Objective
Write the data out again exactly, dropping any images it holds.

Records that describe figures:
++++

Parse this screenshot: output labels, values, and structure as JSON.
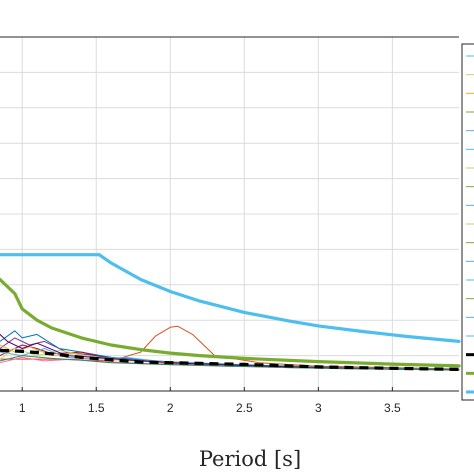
{
  "chart_data": {
    "type": "line",
    "xlabel": "Period [s]",
    "ylabel": "",
    "title": "",
    "xlim": [
      0.85,
      3.95
    ],
    "ylim": [
      0,
      1
    ],
    "x_ticks": [
      1,
      1.5,
      2,
      2.5,
      3,
      3.5
    ],
    "x_tick_labels": [
      "1",
      "1.5",
      "2",
      "2.5",
      "3",
      "3.5"
    ],
    "grid": true,
    "legend": {
      "placement": "right",
      "entries_visible": 19
    },
    "colors": {
      "design_upper": "#4DBEEE",
      "design_mid": "#77AC30",
      "mean": "#000000",
      "record_highlight": "#D95319"
    },
    "series": [
      {
        "color": "#4DBEEE",
        "style": "solid-thick",
        "x": [
          0.85,
          1.0,
          1.2,
          1.4,
          1.52,
          1.6,
          1.8,
          2.0,
          2.2,
          2.5,
          2.8,
          3.0,
          3.3,
          3.6,
          3.95
        ],
        "y": [
          0.385,
          0.385,
          0.385,
          0.385,
          0.385,
          0.362,
          0.315,
          0.281,
          0.254,
          0.222,
          0.198,
          0.184,
          0.168,
          0.154,
          0.14
        ]
      },
      {
        "color": "#77AC30",
        "style": "solid-thick",
        "x": [
          0.85,
          0.95,
          1.0,
          1.1,
          1.2,
          1.4,
          1.6,
          1.8,
          2.0,
          2.2,
          2.5,
          3.0,
          3.5,
          3.95
        ],
        "y": [
          0.315,
          0.275,
          0.232,
          0.2,
          0.178,
          0.15,
          0.13,
          0.117,
          0.107,
          0.1,
          0.092,
          0.083,
          0.076,
          0.071
        ]
      },
      {
        "color": "#000000",
        "style": "dashed-thick",
        "x": [
          0.85,
          1.0,
          1.2,
          1.4,
          1.6,
          1.8,
          2.0,
          2.5,
          3.0,
          3.5,
          3.95
        ],
        "y": [
          0.115,
          0.112,
          0.105,
          0.095,
          0.088,
          0.082,
          0.08,
          0.075,
          0.068,
          0.064,
          0.061
        ]
      },
      {
        "color": "#D95319",
        "style": "solid-thin",
        "x": [
          0.85,
          1.2,
          1.6,
          1.8,
          1.9,
          2.0,
          2.05,
          2.15,
          2.3,
          2.6,
          3.0,
          3.5,
          3.95
        ],
        "y": [
          0.09,
          0.09,
          0.085,
          0.11,
          0.155,
          0.18,
          0.183,
          0.16,
          0.1,
          0.08,
          0.07,
          0.066,
          0.062
        ]
      },
      {
        "color": "#7E2F8E",
        "style": "solid-thin",
        "x": [
          0.85,
          0.95,
          1.05,
          1.15,
          1.3,
          1.5,
          1.7,
          2.0,
          2.5,
          3.0,
          3.5,
          3.95
        ],
        "y": [
          0.12,
          0.15,
          0.13,
          0.14,
          0.11,
          0.1,
          0.09,
          0.08,
          0.072,
          0.066,
          0.062,
          0.06
        ]
      },
      {
        "color": "#0072BD",
        "style": "solid-thin",
        "x": [
          0.85,
          0.95,
          1.0,
          1.1,
          1.25,
          1.4,
          1.6,
          2.0,
          2.5,
          3.0,
          3.5,
          3.95
        ],
        "y": [
          0.14,
          0.17,
          0.15,
          0.16,
          0.12,
          0.11,
          0.095,
          0.082,
          0.074,
          0.068,
          0.064,
          0.061
        ]
      },
      {
        "color": "#A2142F",
        "style": "solid-thin",
        "x": [
          0.85,
          1.0,
          1.1,
          1.2,
          1.4,
          1.6,
          1.8,
          2.0,
          2.5,
          3.0,
          3.5,
          3.95
        ],
        "y": [
          0.1,
          0.13,
          0.12,
          0.105,
          0.11,
          0.09,
          0.085,
          0.078,
          0.071,
          0.066,
          0.062,
          0.06
        ]
      },
      {
        "color": "#EDB120",
        "style": "solid-thin",
        "x": [
          0.85,
          0.95,
          1.05,
          1.2,
          1.35,
          1.5,
          1.7,
          2.0,
          2.5,
          3.0,
          3.5,
          3.95
        ],
        "y": [
          0.13,
          0.11,
          0.125,
          0.1,
          0.105,
          0.092,
          0.086,
          0.079,
          0.072,
          0.067,
          0.063,
          0.06
        ]
      },
      {
        "color": "#5FA9D6",
        "style": "solid-thin",
        "x": [
          0.85,
          1.0,
          1.15,
          1.3,
          1.5,
          1.7,
          1.9,
          2.2,
          2.6,
          3.0,
          3.5,
          3.95
        ],
        "y": [
          0.11,
          0.1,
          0.12,
          0.095,
          0.09,
          0.095,
          0.085,
          0.077,
          0.071,
          0.066,
          0.062,
          0.06
        ]
      },
      {
        "color": "#C9D36A",
        "style": "solid-thin",
        "x": [
          0.85,
          0.95,
          1.1,
          1.25,
          1.45,
          1.65,
          1.9,
          2.2,
          2.6,
          3.0,
          3.5,
          3.95
        ],
        "y": [
          0.09,
          0.12,
          0.1,
          0.115,
          0.098,
          0.09,
          0.082,
          0.076,
          0.07,
          0.066,
          0.062,
          0.06
        ]
      },
      {
        "color": "#FF69B4",
        "style": "solid-thin",
        "x": [
          0.85,
          1.0,
          1.15,
          1.35,
          1.55,
          1.8,
          2.1,
          2.4,
          2.8,
          3.2,
          3.6,
          3.95
        ],
        "y": [
          0.08,
          0.095,
          0.085,
          0.09,
          0.083,
          0.078,
          0.074,
          0.07,
          0.066,
          0.063,
          0.061,
          0.059
        ]
      },
      {
        "color": "#4B0082",
        "style": "solid-thin",
        "x": [
          0.85,
          0.9,
          1.0,
          1.1,
          1.3,
          1.5,
          1.8,
          2.1,
          2.5,
          3.0,
          3.5,
          3.95
        ],
        "y": [
          0.16,
          0.14,
          0.12,
          0.135,
          0.1,
          0.095,
          0.085,
          0.078,
          0.072,
          0.066,
          0.062,
          0.06
        ]
      },
      {
        "color": "#2E8B57",
        "style": "solid-thin",
        "x": [
          0.85,
          1.0,
          1.2,
          1.4,
          1.6,
          1.8,
          2.0,
          2.4,
          2.8,
          3.2,
          3.6,
          3.95
        ],
        "y": [
          0.085,
          0.1,
          0.092,
          0.087,
          0.08,
          0.077,
          0.074,
          0.07,
          0.066,
          0.063,
          0.061,
          0.059
        ]
      }
    ]
  }
}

++++

Answer for this exercise
Parse this screenshot: output labels, values, and structure as JSON.
{
  "chart_data": {
    "type": "line",
    "xlabel": "Period [s]",
    "ylabel": "",
    "title": "",
    "xlim": [
      0.85,
      3.95
    ],
    "ylim": [
      0,
      1
    ],
    "x_ticks": [
      1,
      1.5,
      2,
      2.5,
      3,
      3.5
    ],
    "x_tick_labels": [
      "1",
      "1.5",
      "2",
      "2.5",
      "3",
      "3.5"
    ],
    "grid": true,
    "legend": {
      "placement": "right",
      "entries_visible": 19
    },
    "colors": {
      "design_upper": "#4DBEEE",
      "design_mid": "#77AC30",
      "mean": "#000000",
      "record_highlight": "#D95319"
    },
    "series": [
      {
        "color": "#4DBEEE",
        "style": "solid-thick",
        "x": [
          0.85,
          1.0,
          1.2,
          1.4,
          1.52,
          1.6,
          1.8,
          2.0,
          2.2,
          2.5,
          2.8,
          3.0,
          3.3,
          3.6,
          3.95
        ],
        "y": [
          0.385,
          0.385,
          0.385,
          0.385,
          0.385,
          0.362,
          0.315,
          0.281,
          0.254,
          0.222,
          0.198,
          0.184,
          0.168,
          0.154,
          0.14
        ]
      },
      {
        "color": "#77AC30",
        "style": "solid-thick",
        "x": [
          0.85,
          0.95,
          1.0,
          1.1,
          1.2,
          1.4,
          1.6,
          1.8,
          2.0,
          2.2,
          2.5,
          3.0,
          3.5,
          3.95
        ],
        "y": [
          0.315,
          0.275,
          0.232,
          0.2,
          0.178,
          0.15,
          0.13,
          0.117,
          0.107,
          0.1,
          0.092,
          0.083,
          0.076,
          0.071
        ]
      },
      {
        "color": "#000000",
        "style": "dashed-thick",
        "x": [
          0.85,
          1.0,
          1.2,
          1.4,
          1.6,
          1.8,
          2.0,
          2.5,
          3.0,
          3.5,
          3.95
        ],
        "y": [
          0.115,
          0.112,
          0.105,
          0.095,
          0.088,
          0.082,
          0.08,
          0.075,
          0.068,
          0.064,
          0.061
        ]
      },
      {
        "color": "#D95319",
        "style": "solid-thin",
        "x": [
          0.85,
          1.2,
          1.6,
          1.8,
          1.9,
          2.0,
          2.05,
          2.15,
          2.3,
          2.6,
          3.0,
          3.5,
          3.95
        ],
        "y": [
          0.09,
          0.09,
          0.085,
          0.11,
          0.155,
          0.18,
          0.183,
          0.16,
          0.1,
          0.08,
          0.07,
          0.066,
          0.062
        ]
      },
      {
        "color": "#7E2F8E",
        "style": "solid-thin",
        "x": [
          0.85,
          0.95,
          1.05,
          1.15,
          1.3,
          1.5,
          1.7,
          2.0,
          2.5,
          3.0,
          3.5,
          3.95
        ],
        "y": [
          0.12,
          0.15,
          0.13,
          0.14,
          0.11,
          0.1,
          0.09,
          0.08,
          0.072,
          0.066,
          0.062,
          0.06
        ]
      },
      {
        "color": "#0072BD",
        "style": "solid-thin",
        "x": [
          0.85,
          0.95,
          1.0,
          1.1,
          1.25,
          1.4,
          1.6,
          2.0,
          2.5,
          3.0,
          3.5,
          3.95
        ],
        "y": [
          0.14,
          0.17,
          0.15,
          0.16,
          0.12,
          0.11,
          0.095,
          0.082,
          0.074,
          0.068,
          0.064,
          0.061
        ]
      },
      {
        "color": "#A2142F",
        "style": "solid-thin",
        "x": [
          0.85,
          1.0,
          1.1,
          1.2,
          1.4,
          1.6,
          1.8,
          2.0,
          2.5,
          3.0,
          3.5,
          3.95
        ],
        "y": [
          0.1,
          0.13,
          0.12,
          0.105,
          0.11,
          0.09,
          0.085,
          0.078,
          0.071,
          0.066,
          0.062,
          0.06
        ]
      },
      {
        "color": "#EDB120",
        "style": "solid-thin",
        "x": [
          0.85,
          0.95,
          1.05,
          1.2,
          1.35,
          1.5,
          1.7,
          2.0,
          2.5,
          3.0,
          3.5,
          3.95
        ],
        "y": [
          0.13,
          0.11,
          0.125,
          0.1,
          0.105,
          0.092,
          0.086,
          0.079,
          0.072,
          0.067,
          0.063,
          0.06
        ]
      },
      {
        "color": "#5FA9D6",
        "style": "solid-thin",
        "x": [
          0.85,
          1.0,
          1.15,
          1.3,
          1.5,
          1.7,
          1.9,
          2.2,
          2.6,
          3.0,
          3.5,
          3.95
        ],
        "y": [
          0.11,
          0.1,
          0.12,
          0.095,
          0.09,
          0.095,
          0.085,
          0.077,
          0.071,
          0.066,
          0.062,
          0.06
        ]
      },
      {
        "color": "#C9D36A",
        "style": "solid-thin",
        "x": [
          0.85,
          0.95,
          1.1,
          1.25,
          1.45,
          1.65,
          1.9,
          2.2,
          2.6,
          3.0,
          3.5,
          3.95
        ],
        "y": [
          0.09,
          0.12,
          0.1,
          0.115,
          0.098,
          0.09,
          0.082,
          0.076,
          0.07,
          0.066,
          0.062,
          0.06
        ]
      },
      {
        "color": "#FF69B4",
        "style": "solid-thin",
        "x": [
          0.85,
          1.0,
          1.15,
          1.35,
          1.55,
          1.8,
          2.1,
          2.4,
          2.8,
          3.2,
          3.6,
          3.95
        ],
        "y": [
          0.08,
          0.095,
          0.085,
          0.09,
          0.083,
          0.078,
          0.074,
          0.07,
          0.066,
          0.063,
          0.061,
          0.059
        ]
      },
      {
        "color": "#4B0082",
        "style": "solid-thin",
        "x": [
          0.85,
          0.9,
          1.0,
          1.1,
          1.3,
          1.5,
          1.8,
          2.1,
          2.5,
          3.0,
          3.5,
          3.95
        ],
        "y": [
          0.16,
          0.14,
          0.12,
          0.135,
          0.1,
          0.095,
          0.085,
          0.078,
          0.072,
          0.066,
          0.062,
          0.06
        ]
      },
      {
        "color": "#2E8B57",
        "style": "solid-thin",
        "x": [
          0.85,
          1.0,
          1.2,
          1.4,
          1.6,
          1.8,
          2.0,
          2.4,
          2.8,
          3.2,
          3.6,
          3.95
        ],
        "y": [
          0.085,
          0.1,
          0.092,
          0.087,
          0.08,
          0.077,
          0.074,
          0.07,
          0.066,
          0.063,
          0.061,
          0.059
        ]
      }
    ]
  }
}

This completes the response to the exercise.